• _What is being asked_
Below are records to be output exactly, every one of them.

• _Stored rows_
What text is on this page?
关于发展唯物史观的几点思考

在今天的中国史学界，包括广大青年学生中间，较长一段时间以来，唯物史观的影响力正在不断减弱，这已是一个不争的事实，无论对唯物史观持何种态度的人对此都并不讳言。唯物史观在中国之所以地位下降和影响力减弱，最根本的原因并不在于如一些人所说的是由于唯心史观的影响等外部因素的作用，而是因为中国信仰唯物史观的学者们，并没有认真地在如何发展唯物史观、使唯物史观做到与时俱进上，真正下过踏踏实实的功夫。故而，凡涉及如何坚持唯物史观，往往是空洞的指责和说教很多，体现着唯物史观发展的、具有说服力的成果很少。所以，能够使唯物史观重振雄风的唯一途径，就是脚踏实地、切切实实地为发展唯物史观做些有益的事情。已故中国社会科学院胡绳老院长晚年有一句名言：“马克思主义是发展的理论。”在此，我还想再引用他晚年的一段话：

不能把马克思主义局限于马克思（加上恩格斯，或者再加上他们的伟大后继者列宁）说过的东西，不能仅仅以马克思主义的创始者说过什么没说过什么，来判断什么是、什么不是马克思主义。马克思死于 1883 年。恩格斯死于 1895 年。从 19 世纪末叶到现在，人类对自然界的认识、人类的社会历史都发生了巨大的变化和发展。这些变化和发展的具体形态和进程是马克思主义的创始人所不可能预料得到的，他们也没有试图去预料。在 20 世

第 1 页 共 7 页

• _Correct answer_
What text is on this page?
关于发展唯物史观的几点思考

在今天的中国史学界，包括广大青年学生中间，较长一段时间以来，唯物史观的影响力正在不断减弱，这已是一个不争的事实，无论对唯物史观持何种态度的人对此都并不讳言。唯物史观在中国之所以地位下降和影响力减弱，最根本的原因并不在于如一些人所说的是由于唯心史观的影响等外部因素的作用，而是因为中国信仰唯物史观的学者们，并没有认真地在如何发展唯物史观、使唯物史观做到与时俱进上，真正下过踏踏实实的功夫。故而，凡涉及如何坚持唯物史观，往往是空洞的指责和说教很多，体现着唯物史观发展的、具有说服力的成果很少。所以，能够使唯物史观重振雄风的唯一途径，就是脚踏实地、切切实实地为发展唯物史观做些有益的事情。已故中国社会科学院胡绳老院长晚年有一句名言：“马克思主义是发展的理论。”在此，我还想再引用他晚年的一段话：

不能把马克思主义局限于马克思（加上恩格斯，或者再加上他们的伟大后继者列宁）说过的东西，不能仅仅以马克思主义的创始者说过什么没说过什么，来判断什么是、什么不是马克思主义。马克思死于 1883 年。恩格斯死于 1895 年。从 19 世纪末叶到现在，人类对自然界的认识、人类的社会历史都发生了巨大的变化和发展。这些变化和发展的具体形态和进程是马克思主义的创始人所不可能预料得到的，他们也没有试图去预料。在 20 世

第 1 页 共 7 页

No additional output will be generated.